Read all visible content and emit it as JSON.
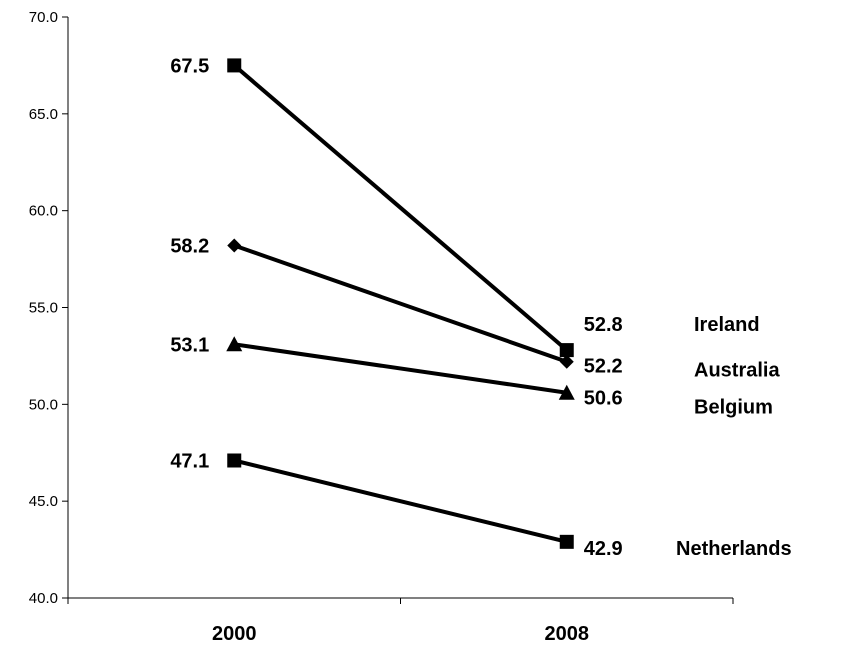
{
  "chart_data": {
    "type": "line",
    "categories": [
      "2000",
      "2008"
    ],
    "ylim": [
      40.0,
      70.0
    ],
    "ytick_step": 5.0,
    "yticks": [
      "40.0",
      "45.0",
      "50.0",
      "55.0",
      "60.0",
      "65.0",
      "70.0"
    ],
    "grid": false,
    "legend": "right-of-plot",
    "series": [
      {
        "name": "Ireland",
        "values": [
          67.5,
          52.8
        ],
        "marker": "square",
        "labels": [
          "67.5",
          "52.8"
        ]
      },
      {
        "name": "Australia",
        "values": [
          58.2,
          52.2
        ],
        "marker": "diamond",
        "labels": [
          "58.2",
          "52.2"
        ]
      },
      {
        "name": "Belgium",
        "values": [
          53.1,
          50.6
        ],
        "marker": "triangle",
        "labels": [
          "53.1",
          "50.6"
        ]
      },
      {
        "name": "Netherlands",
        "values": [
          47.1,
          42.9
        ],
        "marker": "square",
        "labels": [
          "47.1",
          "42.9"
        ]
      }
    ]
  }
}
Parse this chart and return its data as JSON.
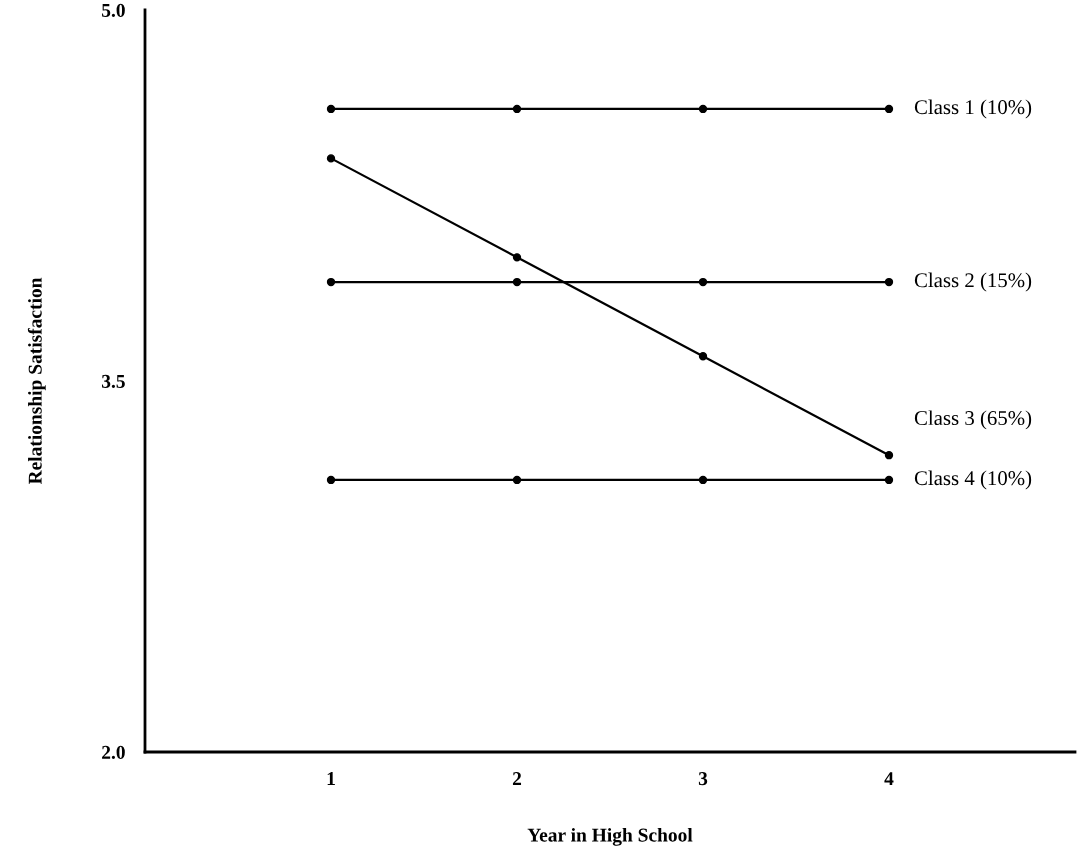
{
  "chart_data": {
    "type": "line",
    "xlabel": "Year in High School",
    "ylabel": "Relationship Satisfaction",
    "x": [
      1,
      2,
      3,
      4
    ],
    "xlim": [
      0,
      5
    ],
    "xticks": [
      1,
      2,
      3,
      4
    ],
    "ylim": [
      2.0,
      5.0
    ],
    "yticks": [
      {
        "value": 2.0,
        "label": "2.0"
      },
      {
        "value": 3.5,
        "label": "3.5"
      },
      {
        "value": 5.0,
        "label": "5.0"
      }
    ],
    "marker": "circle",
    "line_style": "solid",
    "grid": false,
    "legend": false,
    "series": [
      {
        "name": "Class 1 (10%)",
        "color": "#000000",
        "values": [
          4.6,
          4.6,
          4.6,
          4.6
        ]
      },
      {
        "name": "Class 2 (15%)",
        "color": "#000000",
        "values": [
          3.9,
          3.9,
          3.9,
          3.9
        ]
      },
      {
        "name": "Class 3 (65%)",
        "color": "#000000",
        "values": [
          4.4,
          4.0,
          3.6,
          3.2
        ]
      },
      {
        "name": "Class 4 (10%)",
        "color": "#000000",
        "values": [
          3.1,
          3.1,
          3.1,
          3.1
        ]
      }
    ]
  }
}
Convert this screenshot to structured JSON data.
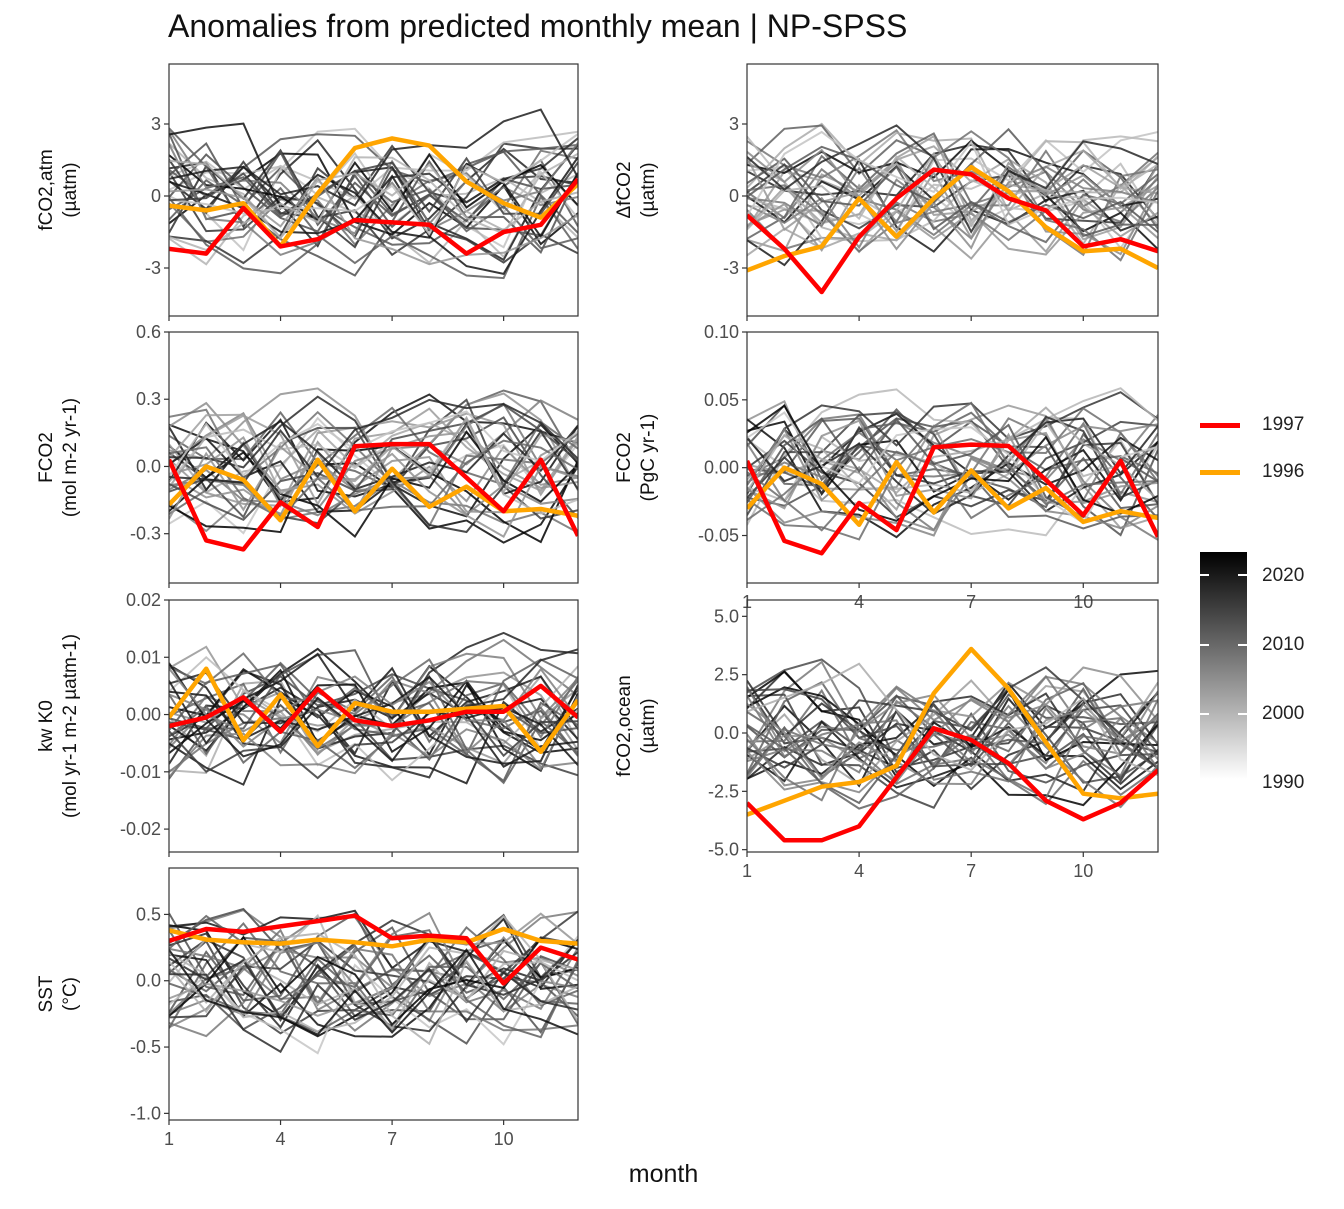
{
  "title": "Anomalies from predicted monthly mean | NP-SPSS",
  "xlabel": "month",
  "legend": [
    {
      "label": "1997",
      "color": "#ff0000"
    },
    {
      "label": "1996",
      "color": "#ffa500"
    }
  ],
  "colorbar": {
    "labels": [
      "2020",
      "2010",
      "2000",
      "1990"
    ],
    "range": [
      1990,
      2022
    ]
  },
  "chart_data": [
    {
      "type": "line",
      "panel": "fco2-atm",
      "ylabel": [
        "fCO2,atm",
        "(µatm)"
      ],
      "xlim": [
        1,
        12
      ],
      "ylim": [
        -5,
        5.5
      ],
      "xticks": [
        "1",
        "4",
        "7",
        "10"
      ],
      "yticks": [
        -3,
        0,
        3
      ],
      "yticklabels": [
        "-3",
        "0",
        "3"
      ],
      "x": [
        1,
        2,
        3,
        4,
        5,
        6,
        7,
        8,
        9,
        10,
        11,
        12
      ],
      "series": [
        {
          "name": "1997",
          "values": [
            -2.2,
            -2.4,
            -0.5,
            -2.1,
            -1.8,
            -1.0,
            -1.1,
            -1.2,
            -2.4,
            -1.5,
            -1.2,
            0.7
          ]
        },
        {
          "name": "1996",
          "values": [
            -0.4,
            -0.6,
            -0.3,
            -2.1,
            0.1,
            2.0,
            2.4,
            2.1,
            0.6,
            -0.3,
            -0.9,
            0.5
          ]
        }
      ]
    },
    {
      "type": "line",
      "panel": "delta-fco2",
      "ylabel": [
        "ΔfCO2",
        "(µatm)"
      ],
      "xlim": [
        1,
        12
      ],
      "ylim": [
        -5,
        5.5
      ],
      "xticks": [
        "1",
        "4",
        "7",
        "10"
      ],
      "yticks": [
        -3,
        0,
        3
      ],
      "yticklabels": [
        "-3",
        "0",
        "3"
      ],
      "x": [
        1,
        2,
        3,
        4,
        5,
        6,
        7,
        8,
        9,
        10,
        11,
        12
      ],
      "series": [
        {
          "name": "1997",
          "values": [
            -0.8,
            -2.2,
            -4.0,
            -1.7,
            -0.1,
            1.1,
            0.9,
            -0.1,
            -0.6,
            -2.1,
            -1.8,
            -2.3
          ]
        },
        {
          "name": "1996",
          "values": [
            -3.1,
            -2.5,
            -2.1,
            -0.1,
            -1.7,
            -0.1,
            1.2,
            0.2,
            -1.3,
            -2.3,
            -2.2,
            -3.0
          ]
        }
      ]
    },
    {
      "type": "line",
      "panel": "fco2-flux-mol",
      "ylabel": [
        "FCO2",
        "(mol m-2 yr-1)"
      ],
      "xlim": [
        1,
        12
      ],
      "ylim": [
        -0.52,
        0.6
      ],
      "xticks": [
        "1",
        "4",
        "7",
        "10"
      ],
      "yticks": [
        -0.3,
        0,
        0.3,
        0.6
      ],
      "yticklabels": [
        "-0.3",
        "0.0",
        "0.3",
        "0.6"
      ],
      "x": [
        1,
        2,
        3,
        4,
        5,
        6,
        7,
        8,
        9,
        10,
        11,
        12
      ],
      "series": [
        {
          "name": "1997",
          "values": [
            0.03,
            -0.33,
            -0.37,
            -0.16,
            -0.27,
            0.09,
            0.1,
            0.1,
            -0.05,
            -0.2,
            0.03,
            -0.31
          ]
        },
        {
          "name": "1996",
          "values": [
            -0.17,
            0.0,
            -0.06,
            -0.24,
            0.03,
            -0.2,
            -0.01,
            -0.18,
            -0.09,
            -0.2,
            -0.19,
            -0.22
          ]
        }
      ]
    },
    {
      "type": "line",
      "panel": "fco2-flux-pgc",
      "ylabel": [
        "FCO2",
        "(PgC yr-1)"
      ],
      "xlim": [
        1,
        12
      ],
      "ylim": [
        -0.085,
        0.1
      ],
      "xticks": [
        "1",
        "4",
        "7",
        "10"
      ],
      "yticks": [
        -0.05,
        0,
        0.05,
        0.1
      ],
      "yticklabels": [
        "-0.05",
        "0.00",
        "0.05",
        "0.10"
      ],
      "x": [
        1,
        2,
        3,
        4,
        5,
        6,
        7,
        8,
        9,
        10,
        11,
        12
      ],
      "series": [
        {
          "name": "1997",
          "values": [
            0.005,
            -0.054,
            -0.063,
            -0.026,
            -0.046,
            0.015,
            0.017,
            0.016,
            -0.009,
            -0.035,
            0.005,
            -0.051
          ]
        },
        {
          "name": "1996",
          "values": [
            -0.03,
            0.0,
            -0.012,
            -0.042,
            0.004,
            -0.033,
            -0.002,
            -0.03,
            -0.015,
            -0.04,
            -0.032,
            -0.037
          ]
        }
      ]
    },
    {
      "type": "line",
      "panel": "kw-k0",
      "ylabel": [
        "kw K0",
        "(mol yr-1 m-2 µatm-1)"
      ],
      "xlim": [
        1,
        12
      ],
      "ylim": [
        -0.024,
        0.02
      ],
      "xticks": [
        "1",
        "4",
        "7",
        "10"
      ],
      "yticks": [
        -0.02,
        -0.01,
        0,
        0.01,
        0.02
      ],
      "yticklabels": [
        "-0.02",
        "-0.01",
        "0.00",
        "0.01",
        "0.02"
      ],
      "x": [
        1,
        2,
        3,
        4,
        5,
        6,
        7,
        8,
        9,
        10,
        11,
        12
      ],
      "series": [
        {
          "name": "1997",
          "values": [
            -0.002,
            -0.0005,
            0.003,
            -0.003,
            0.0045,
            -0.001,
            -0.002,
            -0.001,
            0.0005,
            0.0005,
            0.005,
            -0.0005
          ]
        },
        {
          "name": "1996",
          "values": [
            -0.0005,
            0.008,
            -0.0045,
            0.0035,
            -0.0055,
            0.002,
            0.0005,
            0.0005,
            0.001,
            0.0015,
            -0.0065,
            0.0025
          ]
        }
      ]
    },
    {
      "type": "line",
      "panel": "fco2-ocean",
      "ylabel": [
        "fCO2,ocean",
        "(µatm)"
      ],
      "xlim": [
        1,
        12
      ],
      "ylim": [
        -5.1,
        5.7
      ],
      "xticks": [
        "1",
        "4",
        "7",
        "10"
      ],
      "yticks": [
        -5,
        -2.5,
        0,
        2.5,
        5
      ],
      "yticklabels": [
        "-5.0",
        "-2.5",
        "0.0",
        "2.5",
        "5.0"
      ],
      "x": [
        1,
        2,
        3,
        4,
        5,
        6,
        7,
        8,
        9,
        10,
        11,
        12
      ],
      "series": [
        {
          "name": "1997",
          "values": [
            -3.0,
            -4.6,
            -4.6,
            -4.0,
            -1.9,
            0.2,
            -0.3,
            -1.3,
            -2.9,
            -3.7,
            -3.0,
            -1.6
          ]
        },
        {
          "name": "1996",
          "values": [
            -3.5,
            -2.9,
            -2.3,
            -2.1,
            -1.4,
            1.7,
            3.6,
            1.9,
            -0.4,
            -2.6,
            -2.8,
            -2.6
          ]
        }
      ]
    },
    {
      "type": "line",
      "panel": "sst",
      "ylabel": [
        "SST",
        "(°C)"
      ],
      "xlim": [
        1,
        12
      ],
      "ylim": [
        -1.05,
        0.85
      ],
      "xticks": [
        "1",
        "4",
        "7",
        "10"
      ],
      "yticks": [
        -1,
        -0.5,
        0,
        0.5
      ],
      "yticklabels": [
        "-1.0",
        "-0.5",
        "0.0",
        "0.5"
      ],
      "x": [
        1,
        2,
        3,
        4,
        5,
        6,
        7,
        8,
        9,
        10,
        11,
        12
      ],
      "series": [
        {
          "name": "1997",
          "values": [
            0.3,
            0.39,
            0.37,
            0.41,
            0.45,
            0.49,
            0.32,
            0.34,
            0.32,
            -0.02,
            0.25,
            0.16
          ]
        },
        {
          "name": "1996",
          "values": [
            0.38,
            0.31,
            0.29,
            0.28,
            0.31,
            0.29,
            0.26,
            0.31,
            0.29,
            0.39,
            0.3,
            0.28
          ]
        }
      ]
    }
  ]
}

◆ TASK STATEMENT: Look through the entries above. Extract each line with the word "Class".

◆ CORRECT ANSWER:
        "name": "Class 1 (10%)",
        "name": "Class 2 (15%)",
        "name": "Class 3 (65%)",
        "name": "Class 4 (10%)",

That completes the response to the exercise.